Rows from a dataset >>
══════════

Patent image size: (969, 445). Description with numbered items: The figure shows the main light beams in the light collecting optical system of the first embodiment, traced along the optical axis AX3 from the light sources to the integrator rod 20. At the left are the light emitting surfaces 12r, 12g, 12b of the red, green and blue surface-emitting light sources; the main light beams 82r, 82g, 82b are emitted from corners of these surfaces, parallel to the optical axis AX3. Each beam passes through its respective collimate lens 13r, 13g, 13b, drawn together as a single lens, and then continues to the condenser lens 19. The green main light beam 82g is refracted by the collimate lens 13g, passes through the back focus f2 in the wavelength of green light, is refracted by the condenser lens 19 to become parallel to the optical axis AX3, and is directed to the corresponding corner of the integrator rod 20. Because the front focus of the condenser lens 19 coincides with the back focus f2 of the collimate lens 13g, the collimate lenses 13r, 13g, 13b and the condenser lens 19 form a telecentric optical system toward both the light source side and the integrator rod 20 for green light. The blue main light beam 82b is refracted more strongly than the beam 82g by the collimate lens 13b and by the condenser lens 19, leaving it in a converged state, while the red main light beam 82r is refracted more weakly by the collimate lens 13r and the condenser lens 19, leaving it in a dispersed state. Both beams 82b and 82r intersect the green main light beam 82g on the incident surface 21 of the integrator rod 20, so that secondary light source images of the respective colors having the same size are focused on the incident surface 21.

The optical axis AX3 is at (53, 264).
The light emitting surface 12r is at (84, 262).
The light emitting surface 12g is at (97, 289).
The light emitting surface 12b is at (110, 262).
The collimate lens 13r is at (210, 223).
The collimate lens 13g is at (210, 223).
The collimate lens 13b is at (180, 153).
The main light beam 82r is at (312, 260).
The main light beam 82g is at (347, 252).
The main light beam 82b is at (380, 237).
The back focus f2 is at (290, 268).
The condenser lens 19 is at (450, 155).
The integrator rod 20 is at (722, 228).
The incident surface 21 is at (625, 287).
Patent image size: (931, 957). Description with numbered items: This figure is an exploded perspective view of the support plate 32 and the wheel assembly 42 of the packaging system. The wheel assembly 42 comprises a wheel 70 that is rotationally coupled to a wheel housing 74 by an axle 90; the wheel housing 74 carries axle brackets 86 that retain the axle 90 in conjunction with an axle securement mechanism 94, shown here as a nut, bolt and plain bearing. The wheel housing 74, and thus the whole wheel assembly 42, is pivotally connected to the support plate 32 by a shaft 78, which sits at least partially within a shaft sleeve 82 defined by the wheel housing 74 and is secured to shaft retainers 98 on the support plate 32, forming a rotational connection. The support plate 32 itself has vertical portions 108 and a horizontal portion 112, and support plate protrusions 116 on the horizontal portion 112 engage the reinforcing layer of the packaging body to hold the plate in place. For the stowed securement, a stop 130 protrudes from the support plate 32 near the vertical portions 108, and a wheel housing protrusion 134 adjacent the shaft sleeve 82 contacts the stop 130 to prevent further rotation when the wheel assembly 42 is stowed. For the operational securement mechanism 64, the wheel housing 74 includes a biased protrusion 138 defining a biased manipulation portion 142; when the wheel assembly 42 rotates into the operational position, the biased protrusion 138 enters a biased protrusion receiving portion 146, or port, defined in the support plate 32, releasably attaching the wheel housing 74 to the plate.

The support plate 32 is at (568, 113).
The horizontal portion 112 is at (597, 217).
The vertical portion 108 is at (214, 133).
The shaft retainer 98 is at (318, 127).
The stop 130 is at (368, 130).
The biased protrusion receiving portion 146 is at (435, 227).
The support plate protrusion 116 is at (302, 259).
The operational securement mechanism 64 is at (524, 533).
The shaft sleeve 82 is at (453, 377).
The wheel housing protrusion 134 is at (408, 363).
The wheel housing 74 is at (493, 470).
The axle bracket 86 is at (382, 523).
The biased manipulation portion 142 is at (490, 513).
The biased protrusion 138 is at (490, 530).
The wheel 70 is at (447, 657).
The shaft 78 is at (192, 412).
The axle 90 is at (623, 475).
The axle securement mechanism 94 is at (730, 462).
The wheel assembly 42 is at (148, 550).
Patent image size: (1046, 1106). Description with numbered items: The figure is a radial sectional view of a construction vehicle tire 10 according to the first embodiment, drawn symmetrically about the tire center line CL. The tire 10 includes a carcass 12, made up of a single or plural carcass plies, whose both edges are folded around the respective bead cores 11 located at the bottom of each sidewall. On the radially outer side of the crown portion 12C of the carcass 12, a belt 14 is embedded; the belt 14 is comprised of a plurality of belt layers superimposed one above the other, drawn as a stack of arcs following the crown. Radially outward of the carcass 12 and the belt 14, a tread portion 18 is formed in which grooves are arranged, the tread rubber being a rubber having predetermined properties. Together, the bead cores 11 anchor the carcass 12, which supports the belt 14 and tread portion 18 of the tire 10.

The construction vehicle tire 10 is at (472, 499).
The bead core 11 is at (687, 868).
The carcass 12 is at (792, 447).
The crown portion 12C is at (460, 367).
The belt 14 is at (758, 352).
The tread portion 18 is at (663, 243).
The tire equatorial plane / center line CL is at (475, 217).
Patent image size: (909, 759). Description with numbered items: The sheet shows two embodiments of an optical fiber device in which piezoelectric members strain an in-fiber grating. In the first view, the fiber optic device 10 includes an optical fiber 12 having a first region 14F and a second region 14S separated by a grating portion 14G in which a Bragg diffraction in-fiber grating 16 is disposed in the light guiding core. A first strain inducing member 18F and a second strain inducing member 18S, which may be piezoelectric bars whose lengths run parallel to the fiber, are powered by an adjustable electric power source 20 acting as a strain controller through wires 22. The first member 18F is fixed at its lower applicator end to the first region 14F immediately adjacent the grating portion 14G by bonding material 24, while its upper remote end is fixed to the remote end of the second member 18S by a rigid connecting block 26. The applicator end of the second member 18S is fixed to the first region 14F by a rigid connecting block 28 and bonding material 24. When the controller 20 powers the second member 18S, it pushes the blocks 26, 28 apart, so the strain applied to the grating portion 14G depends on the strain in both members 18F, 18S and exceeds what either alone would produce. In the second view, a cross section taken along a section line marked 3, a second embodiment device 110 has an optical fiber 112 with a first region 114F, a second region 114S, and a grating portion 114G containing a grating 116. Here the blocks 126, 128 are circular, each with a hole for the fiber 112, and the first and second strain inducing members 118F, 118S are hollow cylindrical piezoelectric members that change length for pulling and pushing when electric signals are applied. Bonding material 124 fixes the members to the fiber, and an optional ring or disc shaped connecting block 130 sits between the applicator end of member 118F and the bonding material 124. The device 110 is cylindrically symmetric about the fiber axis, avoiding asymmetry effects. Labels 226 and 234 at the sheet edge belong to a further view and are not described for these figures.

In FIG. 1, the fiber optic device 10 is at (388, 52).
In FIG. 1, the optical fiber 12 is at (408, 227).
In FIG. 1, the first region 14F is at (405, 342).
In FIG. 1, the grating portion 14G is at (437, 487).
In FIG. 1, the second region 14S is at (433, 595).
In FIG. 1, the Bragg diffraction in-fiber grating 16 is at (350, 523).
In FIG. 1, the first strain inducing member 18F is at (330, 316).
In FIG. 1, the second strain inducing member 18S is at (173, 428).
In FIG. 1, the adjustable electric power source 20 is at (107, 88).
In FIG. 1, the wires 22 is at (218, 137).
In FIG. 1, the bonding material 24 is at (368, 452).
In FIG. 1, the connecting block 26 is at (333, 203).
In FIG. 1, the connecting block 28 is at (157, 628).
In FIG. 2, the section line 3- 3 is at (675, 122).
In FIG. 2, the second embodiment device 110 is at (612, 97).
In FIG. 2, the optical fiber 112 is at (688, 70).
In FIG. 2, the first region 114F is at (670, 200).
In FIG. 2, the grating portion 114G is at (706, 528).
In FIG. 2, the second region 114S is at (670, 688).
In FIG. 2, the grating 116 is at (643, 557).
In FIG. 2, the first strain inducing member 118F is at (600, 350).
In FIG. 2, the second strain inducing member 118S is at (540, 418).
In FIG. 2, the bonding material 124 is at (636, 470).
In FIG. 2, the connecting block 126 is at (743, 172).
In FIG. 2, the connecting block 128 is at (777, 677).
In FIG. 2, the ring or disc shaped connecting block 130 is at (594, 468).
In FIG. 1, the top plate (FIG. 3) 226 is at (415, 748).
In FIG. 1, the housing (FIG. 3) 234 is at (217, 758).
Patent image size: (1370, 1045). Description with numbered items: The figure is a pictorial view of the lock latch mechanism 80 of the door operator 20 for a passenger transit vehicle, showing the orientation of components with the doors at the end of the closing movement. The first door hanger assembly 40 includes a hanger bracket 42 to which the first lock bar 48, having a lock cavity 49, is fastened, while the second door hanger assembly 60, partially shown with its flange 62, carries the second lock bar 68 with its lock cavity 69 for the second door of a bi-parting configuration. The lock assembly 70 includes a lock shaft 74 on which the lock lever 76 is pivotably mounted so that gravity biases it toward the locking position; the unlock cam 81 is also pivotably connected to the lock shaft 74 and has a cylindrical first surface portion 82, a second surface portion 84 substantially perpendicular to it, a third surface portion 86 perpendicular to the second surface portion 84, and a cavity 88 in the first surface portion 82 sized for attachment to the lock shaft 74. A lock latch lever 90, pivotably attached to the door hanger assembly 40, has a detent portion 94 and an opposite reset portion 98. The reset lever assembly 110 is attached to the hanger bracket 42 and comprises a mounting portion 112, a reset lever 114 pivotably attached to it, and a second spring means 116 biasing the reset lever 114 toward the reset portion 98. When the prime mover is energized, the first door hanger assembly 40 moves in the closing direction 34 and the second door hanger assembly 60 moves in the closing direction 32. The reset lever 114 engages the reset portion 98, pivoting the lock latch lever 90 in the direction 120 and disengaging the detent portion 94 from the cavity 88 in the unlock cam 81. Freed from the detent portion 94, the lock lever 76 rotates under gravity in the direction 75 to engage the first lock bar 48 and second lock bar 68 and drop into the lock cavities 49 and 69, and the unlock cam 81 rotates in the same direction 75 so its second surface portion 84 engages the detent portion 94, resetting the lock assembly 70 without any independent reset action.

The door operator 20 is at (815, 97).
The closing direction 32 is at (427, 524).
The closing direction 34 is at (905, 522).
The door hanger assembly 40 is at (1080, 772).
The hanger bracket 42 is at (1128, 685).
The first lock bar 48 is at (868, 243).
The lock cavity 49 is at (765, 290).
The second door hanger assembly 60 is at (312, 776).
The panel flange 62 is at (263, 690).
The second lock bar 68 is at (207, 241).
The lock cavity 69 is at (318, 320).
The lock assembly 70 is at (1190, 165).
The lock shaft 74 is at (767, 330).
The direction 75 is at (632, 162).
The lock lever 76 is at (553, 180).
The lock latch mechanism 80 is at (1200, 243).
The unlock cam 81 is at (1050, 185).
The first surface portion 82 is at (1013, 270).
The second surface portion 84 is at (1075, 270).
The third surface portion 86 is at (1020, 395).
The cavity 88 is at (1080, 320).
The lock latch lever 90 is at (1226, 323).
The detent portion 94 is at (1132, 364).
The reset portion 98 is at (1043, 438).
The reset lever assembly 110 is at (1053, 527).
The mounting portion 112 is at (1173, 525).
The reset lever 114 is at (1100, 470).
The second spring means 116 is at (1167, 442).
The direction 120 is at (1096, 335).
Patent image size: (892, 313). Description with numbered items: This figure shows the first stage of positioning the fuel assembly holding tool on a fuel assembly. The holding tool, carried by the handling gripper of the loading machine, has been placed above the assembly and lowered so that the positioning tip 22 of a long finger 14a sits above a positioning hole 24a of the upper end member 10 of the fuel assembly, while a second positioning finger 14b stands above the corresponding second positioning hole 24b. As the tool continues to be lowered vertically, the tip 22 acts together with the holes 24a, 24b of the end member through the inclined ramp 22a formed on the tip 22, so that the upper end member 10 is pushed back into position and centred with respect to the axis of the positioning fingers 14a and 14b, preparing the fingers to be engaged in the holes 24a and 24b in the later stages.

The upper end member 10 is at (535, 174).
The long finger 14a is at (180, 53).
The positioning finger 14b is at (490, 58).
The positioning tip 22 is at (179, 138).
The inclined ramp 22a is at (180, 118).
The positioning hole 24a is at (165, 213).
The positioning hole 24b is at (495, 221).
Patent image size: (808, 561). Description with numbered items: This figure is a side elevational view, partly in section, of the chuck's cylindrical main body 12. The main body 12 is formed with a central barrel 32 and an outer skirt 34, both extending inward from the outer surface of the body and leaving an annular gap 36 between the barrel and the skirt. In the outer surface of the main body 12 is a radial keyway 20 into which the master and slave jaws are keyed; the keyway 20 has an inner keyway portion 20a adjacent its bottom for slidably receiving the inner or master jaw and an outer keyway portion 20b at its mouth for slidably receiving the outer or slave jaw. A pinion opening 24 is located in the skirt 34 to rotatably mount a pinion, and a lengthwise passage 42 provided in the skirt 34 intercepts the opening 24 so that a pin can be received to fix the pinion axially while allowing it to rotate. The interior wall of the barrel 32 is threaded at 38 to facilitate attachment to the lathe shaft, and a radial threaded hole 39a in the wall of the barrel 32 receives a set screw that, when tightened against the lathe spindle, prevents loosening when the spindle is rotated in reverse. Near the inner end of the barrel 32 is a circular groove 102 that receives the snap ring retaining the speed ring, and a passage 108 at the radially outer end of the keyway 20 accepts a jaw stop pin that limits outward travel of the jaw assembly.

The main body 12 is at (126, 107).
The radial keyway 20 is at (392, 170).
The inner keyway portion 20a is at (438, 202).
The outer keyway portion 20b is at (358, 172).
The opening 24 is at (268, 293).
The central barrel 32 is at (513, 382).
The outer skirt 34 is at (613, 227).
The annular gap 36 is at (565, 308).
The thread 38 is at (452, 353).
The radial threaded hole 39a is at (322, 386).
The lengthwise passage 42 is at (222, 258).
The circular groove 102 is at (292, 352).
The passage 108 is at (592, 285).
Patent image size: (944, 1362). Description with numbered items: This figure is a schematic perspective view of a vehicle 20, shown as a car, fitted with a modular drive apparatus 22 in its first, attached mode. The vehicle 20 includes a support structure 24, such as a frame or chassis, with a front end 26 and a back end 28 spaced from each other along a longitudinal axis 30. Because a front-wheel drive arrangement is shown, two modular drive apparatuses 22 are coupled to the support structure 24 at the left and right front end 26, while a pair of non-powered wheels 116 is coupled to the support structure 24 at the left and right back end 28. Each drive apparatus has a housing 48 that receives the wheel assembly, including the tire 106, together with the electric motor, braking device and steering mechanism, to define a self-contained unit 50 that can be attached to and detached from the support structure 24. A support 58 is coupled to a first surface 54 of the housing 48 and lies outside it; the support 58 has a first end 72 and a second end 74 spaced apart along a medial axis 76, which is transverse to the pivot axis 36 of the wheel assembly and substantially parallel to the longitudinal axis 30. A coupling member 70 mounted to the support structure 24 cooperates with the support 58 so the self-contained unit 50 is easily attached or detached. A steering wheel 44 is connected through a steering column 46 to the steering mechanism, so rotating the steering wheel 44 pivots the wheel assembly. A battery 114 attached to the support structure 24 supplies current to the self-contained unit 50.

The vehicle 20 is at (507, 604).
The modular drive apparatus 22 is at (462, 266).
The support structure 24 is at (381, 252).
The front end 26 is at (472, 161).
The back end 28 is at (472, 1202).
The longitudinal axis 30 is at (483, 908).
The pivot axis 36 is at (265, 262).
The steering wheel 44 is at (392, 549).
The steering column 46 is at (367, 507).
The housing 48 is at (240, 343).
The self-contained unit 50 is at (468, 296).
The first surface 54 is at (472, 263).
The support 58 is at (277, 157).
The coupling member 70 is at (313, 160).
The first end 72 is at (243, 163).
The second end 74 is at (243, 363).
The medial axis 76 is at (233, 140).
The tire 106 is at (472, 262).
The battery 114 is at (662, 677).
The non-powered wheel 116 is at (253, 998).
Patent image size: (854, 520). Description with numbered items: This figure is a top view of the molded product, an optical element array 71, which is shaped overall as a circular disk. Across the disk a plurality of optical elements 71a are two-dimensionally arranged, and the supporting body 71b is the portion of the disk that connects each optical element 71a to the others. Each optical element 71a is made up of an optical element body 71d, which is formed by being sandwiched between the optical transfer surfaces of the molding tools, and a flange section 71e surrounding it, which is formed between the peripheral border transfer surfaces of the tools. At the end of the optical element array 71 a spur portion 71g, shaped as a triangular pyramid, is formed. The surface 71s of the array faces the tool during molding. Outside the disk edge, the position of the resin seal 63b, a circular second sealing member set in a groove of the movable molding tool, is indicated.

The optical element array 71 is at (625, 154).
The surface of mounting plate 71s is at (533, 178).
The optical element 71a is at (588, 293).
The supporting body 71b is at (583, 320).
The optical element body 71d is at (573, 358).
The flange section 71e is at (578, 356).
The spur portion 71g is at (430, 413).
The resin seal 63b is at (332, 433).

══════════

Brief >> Convert the lines from the one containing "Patent image size: (931, 957)." to the one containing "The biased manipulation" into a JSON list of strings, one string per line, skipping any blank lines.

Worked solution >>
[
  "Patent image size: (931, 957). Description with numbered items: This figure is an exploded perspective view of the support plate 32 and the wheel assembly 42 of the packaging system. The wheel assembly 42 comprises a wheel 70 that is rotationally coupled to a wheel housing 74 by an axle 90; the wheel housing 74 carries axle brackets 86 that retain the axle 90 in conjunction with an axle securement mechanism 94, shown here as a nut, bolt and plain bearing. The wheel housing 74, and thus the whole wheel assembly 42, is pivotally connected to the support plate 32 by a shaft 78, which sits at least partially within a shaft sleeve 82 defined by the wheel housing 74 and is secured to shaft retainers 98 on the support plate 32, forming a rotational connection. The support plate 32 itself has vertical portions 108 and a horizontal portion 112, and support plate protrusions 116 on the horizontal portion 112 engage the reinforcing layer of the packaging body to hold the plate in place. For the stowed securement, a stop 130 protrudes from the support plate 32 near the vertical portions 108, and a wheel housing protrusion 134 adjacent the shaft sleeve 82 contacts the stop 130 to prevent further rotation when the wheel assembly 42 is stowed. For the operational securement mechanism 64, the wheel housing 74 includes a biased protrusion 138 defining a biased manipulation portion 142; when the wheel assembly 42 rotates into the operational position, the biased protrusion 138 enters a biased protrusion receiving portion 146, or port, defined in the support plate 32, releasably attaching the wheel housing 74 to the plate.",
  "The support plate 32 is at (568, 113).",
  "The horizontal portion 112 is at (597, 217).",
  "The vertical portion 108 is at (214, 133).",
  "The shaft retainer 98 is at (318, 127).",
  "The stop 130 is at (368, 130).",
  "The biased protrusion receiving portion 146 is at (435, 227).",
  "The support plate protrusion 116 is at (302, 259).",
  "The operational securement mechanism 64 is at (524, 533).",
  "The shaft sleeve 82 is at (453, 377).",
  "The wheel housing protrusion 134 is at (408, 363).",
  "The wheel housing 74 is at (493, 470).",
  "The axle bracket 86 is at (382, 523).",
  "The biased manipulation portion 142 is at (490, 513)."
]